___ Supplied material ___

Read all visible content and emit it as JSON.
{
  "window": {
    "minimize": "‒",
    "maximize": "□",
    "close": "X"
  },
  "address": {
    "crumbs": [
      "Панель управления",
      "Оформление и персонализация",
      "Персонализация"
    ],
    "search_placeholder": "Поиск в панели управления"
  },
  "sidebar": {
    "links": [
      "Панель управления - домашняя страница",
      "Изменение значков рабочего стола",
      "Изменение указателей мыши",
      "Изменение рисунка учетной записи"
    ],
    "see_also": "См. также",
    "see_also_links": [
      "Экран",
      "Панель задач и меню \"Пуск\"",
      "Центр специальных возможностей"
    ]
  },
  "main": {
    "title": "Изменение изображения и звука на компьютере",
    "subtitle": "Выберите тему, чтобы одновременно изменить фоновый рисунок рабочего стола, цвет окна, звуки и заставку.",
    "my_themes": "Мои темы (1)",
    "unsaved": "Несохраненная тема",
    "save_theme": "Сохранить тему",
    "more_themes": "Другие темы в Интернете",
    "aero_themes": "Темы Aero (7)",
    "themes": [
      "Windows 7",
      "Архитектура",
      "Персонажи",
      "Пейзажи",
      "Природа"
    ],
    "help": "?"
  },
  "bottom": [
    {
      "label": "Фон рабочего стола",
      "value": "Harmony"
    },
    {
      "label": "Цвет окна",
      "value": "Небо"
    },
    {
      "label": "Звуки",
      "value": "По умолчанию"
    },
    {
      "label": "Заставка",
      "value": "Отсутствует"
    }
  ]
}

___
___ Supplied material ___

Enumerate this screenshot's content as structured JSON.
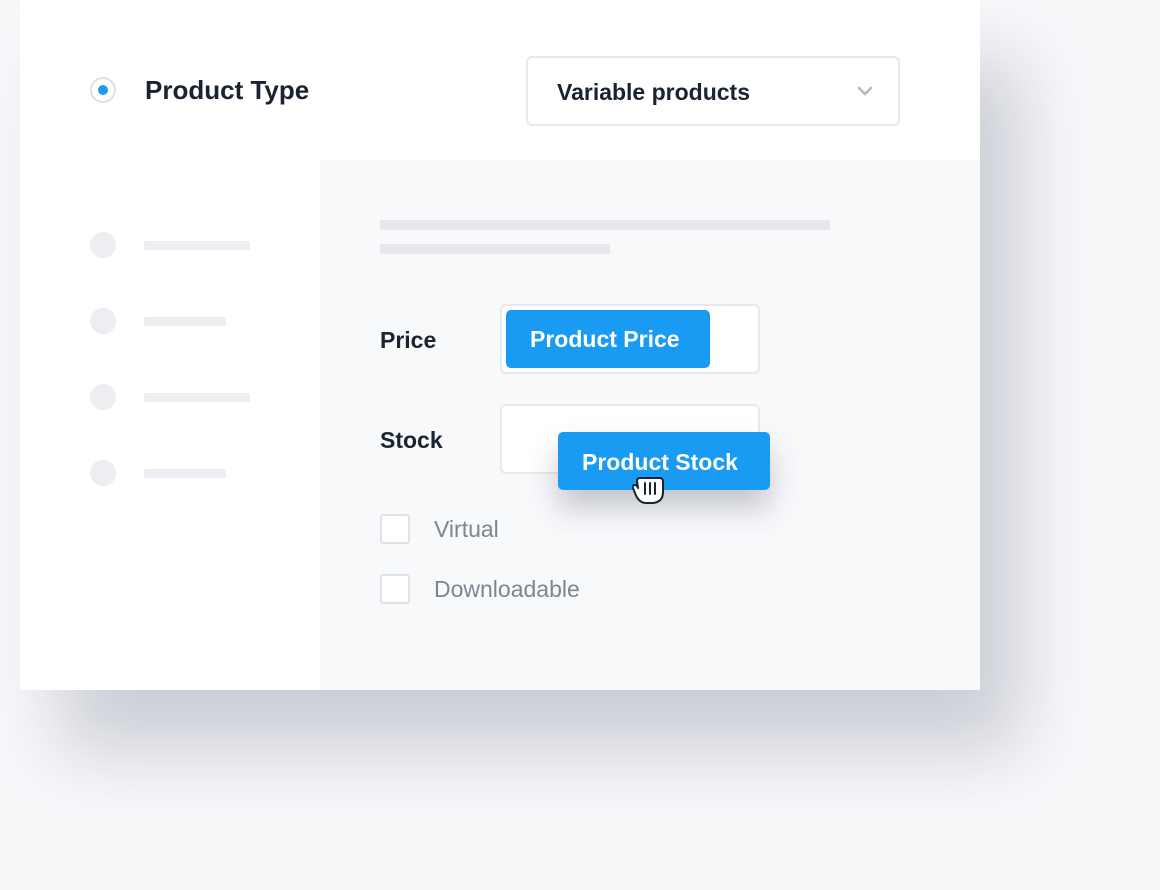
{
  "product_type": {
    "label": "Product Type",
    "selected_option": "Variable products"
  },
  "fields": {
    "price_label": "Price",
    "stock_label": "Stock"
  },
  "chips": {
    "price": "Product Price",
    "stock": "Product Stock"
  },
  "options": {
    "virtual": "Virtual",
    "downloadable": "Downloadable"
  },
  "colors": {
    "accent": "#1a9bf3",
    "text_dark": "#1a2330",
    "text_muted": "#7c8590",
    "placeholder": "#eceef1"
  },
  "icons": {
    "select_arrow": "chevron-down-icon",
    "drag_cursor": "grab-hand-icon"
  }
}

___
___ Supplied material ___

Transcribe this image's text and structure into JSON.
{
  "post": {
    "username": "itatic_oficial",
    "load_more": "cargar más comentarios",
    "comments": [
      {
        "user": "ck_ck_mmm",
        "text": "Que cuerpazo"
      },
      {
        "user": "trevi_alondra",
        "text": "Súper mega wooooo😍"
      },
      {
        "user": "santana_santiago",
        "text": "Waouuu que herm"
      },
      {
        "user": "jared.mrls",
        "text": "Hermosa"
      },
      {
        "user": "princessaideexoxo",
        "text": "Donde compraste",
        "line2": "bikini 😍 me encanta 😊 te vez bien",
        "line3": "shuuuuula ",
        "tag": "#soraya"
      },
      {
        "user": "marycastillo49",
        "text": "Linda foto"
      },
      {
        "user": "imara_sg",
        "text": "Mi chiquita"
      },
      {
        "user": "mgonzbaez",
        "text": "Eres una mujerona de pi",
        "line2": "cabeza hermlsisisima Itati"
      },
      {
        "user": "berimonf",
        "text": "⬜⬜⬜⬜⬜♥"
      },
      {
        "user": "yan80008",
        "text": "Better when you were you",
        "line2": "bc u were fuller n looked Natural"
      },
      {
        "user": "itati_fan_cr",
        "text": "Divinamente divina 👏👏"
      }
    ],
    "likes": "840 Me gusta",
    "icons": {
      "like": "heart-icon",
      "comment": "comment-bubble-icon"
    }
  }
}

___

In the records above, how many lines contain the word "рабочего"? Give the number alone.

Reply to the task - 3